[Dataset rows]
● ● ● ● ●
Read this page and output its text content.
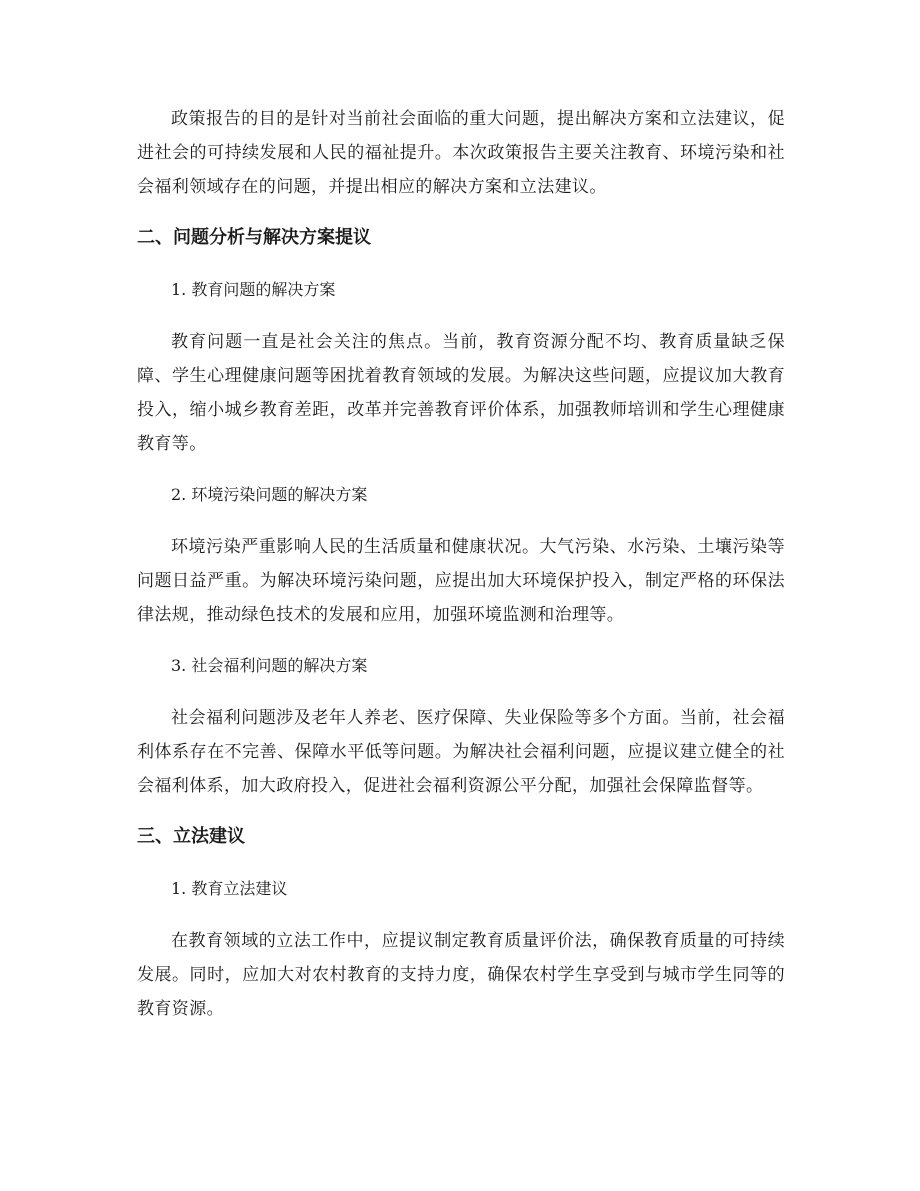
政策报告的目的是针对当前社会面临的重大问题，提出解决方案和立法建议，促进社会的可持续发展和人民的福祉提升。本次政策报告主要关注教育、环境污染和社会福利领域存在的问题，并提出相应的解决方案和立法建议。

二、问题分析与解决方案提议
1. 教育问题的解决方案

教育问题一直是社会关注的焦点。当前，教育资源分配不均、教育质量缺乏保障、学生心理健康问题等困扰着教育领域的发展。为解决这些问题，应提议加大教育投入，缩小城乡教育差距，改革并完善教育评价体系，加强教师培训和学生心理健康教育等。

2. 环境污染问题的解决方案

环境污染严重影响人民的生活质量和健康状况。大气污染、水污染、土壤污染等问题日益严重。为解决环境污染问题，应提出加大环境保护投入，制定严格的环保法律法规，推动绿色技术的发展和应用，加强环境监测和治理等。

3. 社会福利问题的解决方案

社会福利问题涉及老年人养老、医疗保障、失业保险等多个方面。当前，社会福利体系存在不完善、保障水平低等问题。为解决社会福利问题，应提议建立健全的社会福利体系，加大政府投入，促进社会福利资源公平分配，加强社会保障监督等。

三、立法建议
1. 教育立法建议

在教育领域的立法工作中，应提议制定教育质量评价法，确保教育质量的可持续发展。同时，应加大对农村教育的支持力度，确保农村学生享受到与城市学生同等的教育资源。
● ● ● ● ●
**SHORT PROBLEM:** Transcribe the whole listing exactly. Pictures stay out of your copy.

**FINAL RESULT:**
Read this page and output its text content.
政策报告的目的是针对当前社会面临的重大问题，提出解决方案和立法建议，促进社会的可持续发展和人民的福祉提升。本次政策报告主要关注教育、环境污染和社会福利领域存在的问题，并提出相应的解决方案和立法建议。

二、问题分析与解决方案提议
1. 教育问题的解决方案

教育问题一直是社会关注的焦点。当前，教育资源分配不均、教育质量缺乏保障、学生心理健康问题等困扰着教育领域的发展。为解决这些问题，应提议加大教育投入，缩小城乡教育差距，改革并完善教育评价体系，加强教师培训和学生心理健康教育等。

2. 环境污染问题的解决方案

环境污染严重影响人民的生活质量和健康状况。大气污染、水污染、土壤污染等问题日益严重。为解决环境污染问题，应提出加大环境保护投入，制定严格的环保法律法规，推动绿色技术的发展和应用，加强环境监测和治理等。

3. 社会福利问题的解决方案

社会福利问题涉及老年人养老、医疗保障、失业保险等多个方面。当前，社会福利体系存在不完善、保障水平低等问题。为解决社会福利问题，应提议建立健全的社会福利体系，加大政府投入，促进社会福利资源公平分配，加强社会保障监督等。

三、立法建议
1. 教育立法建议

在教育领域的立法工作中，应提议制定教育质量评价法，确保教育质量的可持续发展。同时，应加大对农村教育的支持力度，确保农村学生享受到与城市学生同等的教育资源。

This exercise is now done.